--- Begin EXCERPTED DATA ---

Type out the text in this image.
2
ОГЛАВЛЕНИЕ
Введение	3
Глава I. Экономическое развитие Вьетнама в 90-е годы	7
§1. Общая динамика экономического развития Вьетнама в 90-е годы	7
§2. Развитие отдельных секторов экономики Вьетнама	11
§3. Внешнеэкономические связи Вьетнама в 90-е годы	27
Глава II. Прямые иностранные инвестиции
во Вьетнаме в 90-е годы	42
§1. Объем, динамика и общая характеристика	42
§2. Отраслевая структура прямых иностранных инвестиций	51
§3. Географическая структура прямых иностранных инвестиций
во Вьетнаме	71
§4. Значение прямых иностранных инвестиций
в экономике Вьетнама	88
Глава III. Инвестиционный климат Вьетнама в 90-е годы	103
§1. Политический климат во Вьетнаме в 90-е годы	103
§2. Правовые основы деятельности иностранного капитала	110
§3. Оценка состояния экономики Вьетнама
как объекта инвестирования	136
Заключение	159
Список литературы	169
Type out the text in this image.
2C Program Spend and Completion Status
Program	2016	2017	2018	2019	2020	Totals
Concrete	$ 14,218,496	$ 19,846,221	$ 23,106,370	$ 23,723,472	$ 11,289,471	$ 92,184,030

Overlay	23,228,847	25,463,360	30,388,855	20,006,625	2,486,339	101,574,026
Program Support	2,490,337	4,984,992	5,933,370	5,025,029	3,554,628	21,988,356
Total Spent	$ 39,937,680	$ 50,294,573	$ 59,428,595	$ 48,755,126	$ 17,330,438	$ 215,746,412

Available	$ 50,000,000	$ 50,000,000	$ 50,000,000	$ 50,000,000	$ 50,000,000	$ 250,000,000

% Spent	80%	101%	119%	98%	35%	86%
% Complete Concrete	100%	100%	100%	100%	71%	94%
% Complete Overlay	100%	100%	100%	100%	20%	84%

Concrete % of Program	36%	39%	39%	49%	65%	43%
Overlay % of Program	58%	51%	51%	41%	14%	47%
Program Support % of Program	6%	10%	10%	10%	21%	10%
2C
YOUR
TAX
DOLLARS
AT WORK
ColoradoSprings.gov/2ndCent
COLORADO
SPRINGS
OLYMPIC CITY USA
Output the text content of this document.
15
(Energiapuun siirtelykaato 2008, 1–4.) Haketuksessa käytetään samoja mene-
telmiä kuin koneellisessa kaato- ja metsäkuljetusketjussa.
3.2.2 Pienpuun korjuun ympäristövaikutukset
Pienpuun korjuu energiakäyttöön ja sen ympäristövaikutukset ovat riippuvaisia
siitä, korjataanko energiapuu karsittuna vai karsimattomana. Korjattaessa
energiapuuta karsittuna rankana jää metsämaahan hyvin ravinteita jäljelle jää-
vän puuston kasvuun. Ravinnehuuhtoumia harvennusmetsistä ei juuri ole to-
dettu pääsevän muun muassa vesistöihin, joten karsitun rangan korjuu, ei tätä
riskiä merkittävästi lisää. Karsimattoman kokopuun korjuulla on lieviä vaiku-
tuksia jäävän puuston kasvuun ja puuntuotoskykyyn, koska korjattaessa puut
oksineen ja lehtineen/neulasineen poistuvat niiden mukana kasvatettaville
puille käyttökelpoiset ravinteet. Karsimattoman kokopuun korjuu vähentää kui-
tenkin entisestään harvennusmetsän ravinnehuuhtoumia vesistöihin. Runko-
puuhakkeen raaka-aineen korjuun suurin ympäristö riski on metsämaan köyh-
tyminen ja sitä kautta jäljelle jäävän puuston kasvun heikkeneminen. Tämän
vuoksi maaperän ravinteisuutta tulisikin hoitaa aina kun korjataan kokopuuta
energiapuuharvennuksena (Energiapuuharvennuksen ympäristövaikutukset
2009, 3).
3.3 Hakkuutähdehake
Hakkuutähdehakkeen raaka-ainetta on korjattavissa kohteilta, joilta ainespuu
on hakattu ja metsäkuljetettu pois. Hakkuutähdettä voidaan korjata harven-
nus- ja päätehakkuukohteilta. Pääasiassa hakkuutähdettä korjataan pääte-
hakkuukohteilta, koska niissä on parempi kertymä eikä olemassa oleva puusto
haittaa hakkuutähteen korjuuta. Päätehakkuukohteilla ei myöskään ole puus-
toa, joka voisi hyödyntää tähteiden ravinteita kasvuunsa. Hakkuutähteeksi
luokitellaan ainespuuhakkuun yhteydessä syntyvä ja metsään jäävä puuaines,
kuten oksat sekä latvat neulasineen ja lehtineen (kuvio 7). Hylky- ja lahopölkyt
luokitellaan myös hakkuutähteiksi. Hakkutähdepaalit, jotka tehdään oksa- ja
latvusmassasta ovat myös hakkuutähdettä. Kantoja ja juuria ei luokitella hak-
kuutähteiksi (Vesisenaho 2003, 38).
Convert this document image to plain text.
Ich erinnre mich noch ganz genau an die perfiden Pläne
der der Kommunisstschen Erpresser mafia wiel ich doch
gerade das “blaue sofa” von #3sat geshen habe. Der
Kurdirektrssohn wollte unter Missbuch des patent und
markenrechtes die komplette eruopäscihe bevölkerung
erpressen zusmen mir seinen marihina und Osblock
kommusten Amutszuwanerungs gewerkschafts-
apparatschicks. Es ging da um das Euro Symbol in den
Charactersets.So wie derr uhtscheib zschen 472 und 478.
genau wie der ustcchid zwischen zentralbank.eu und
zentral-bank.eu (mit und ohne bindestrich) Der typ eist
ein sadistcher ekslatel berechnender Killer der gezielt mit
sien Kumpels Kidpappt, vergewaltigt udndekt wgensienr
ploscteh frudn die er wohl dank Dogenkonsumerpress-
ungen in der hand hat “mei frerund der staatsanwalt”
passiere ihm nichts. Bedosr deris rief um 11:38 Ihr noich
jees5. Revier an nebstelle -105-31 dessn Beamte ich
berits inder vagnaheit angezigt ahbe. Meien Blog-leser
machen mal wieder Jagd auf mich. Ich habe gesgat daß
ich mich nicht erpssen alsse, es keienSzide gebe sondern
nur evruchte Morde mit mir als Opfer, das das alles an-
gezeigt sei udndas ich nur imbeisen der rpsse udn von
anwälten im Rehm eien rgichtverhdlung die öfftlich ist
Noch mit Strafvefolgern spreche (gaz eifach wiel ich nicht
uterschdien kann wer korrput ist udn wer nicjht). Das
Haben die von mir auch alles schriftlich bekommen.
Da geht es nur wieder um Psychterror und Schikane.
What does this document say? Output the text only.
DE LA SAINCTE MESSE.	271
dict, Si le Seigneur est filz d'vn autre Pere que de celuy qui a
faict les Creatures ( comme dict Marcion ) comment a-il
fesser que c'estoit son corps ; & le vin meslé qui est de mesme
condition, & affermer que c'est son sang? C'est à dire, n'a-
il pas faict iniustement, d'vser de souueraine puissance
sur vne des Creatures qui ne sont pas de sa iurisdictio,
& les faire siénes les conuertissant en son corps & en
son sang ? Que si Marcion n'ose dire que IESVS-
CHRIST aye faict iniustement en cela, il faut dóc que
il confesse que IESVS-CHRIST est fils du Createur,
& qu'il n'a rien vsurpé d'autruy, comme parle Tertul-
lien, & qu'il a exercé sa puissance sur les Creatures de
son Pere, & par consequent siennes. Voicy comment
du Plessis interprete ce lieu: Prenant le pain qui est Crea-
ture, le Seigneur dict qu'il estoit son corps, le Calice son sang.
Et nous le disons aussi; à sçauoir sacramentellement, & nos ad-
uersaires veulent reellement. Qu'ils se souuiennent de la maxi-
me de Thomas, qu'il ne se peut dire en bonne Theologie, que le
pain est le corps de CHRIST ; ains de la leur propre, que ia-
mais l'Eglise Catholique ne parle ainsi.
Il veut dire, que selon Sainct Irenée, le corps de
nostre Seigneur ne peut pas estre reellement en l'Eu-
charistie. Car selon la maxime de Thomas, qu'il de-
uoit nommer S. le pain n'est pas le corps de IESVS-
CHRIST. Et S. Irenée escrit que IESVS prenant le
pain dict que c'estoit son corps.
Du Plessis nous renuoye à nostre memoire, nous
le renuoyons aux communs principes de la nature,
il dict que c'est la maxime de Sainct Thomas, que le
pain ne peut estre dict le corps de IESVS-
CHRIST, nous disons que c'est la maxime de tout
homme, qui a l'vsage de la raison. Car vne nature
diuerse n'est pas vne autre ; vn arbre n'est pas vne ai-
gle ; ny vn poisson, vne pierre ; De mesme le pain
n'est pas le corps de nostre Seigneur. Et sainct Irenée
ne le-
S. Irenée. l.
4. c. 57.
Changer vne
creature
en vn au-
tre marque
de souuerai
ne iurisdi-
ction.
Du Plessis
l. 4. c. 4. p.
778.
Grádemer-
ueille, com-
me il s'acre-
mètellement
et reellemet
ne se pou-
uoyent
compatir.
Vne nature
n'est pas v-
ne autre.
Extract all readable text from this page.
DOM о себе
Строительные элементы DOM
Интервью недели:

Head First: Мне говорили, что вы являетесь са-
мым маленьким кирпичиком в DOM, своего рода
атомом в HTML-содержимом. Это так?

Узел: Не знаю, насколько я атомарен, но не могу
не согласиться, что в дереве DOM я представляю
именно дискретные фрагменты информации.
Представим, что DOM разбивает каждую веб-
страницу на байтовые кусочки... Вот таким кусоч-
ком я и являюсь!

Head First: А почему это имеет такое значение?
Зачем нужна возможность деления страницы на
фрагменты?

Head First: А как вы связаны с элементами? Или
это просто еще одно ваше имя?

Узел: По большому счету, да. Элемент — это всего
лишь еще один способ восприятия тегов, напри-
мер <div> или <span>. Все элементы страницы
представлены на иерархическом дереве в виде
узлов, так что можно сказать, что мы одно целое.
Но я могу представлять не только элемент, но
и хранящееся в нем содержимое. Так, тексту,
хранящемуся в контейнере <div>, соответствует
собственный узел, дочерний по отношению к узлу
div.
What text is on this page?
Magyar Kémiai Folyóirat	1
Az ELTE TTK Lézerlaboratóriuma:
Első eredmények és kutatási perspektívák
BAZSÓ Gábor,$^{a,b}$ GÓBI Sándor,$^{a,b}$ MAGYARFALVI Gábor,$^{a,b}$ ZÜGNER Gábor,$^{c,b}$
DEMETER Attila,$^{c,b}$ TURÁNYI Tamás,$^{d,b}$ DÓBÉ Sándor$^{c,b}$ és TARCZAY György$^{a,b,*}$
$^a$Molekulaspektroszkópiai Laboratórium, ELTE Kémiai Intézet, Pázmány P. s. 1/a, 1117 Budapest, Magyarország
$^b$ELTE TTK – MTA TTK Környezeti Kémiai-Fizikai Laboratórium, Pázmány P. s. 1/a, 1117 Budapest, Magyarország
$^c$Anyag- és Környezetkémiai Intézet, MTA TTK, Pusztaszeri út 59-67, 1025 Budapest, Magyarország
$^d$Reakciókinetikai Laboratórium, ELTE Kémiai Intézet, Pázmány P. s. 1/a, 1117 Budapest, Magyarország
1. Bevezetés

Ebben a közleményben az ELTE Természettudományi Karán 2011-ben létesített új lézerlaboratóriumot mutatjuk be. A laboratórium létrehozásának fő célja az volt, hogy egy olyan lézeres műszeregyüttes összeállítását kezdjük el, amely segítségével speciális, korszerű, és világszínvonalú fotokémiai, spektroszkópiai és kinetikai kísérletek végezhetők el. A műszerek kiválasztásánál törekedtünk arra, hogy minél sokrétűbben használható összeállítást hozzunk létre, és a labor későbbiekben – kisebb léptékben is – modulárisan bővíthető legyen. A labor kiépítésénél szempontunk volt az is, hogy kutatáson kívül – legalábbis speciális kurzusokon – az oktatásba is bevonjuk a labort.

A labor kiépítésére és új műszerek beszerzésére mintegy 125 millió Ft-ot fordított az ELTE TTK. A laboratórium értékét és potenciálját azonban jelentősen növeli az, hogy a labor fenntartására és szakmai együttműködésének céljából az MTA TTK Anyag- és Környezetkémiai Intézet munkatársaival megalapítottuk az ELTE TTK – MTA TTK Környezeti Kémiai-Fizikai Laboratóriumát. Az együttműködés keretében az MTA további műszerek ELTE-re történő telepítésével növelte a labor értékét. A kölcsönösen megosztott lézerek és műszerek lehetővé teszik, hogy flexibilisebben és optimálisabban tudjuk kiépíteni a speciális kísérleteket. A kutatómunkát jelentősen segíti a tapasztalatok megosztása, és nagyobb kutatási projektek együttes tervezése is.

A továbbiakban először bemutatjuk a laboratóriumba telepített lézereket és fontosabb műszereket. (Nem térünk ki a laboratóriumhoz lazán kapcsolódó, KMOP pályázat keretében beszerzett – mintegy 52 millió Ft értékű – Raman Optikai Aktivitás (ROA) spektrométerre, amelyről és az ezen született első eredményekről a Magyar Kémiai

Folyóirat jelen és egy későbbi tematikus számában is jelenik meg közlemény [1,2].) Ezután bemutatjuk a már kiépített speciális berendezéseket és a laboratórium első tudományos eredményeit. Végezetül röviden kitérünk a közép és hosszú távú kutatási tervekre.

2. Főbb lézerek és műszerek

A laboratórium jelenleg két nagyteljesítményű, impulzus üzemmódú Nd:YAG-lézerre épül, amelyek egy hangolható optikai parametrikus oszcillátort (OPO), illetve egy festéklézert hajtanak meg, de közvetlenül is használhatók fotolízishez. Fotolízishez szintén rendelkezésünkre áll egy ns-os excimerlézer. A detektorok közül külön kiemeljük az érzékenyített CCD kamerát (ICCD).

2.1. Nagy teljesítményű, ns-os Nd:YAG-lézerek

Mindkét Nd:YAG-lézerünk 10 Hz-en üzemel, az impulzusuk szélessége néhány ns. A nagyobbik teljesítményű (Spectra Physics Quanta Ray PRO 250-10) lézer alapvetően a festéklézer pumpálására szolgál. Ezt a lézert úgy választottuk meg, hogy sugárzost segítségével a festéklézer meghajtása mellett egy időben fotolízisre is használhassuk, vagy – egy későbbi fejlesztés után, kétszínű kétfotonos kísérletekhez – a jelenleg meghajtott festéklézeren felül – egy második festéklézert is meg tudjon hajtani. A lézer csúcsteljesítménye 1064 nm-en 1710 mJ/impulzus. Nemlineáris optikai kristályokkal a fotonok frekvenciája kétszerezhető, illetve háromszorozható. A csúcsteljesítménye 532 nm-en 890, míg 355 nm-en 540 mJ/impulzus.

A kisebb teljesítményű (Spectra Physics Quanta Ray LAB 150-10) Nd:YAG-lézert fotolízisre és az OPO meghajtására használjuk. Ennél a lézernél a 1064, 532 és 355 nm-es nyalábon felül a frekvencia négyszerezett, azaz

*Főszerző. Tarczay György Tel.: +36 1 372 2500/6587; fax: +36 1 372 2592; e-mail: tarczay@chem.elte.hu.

--- End EXCERPTED DATA ---

#### TASK TO CARRY OUT
Search the entries for the word "Head" and gather every line where it appears.

#### RIGHT ANSWER
Head First: Мне говорили, что вы являетесь са-
Head First: А почему это имеет такое значение?
Head First: А как вы связаны с элементами? Или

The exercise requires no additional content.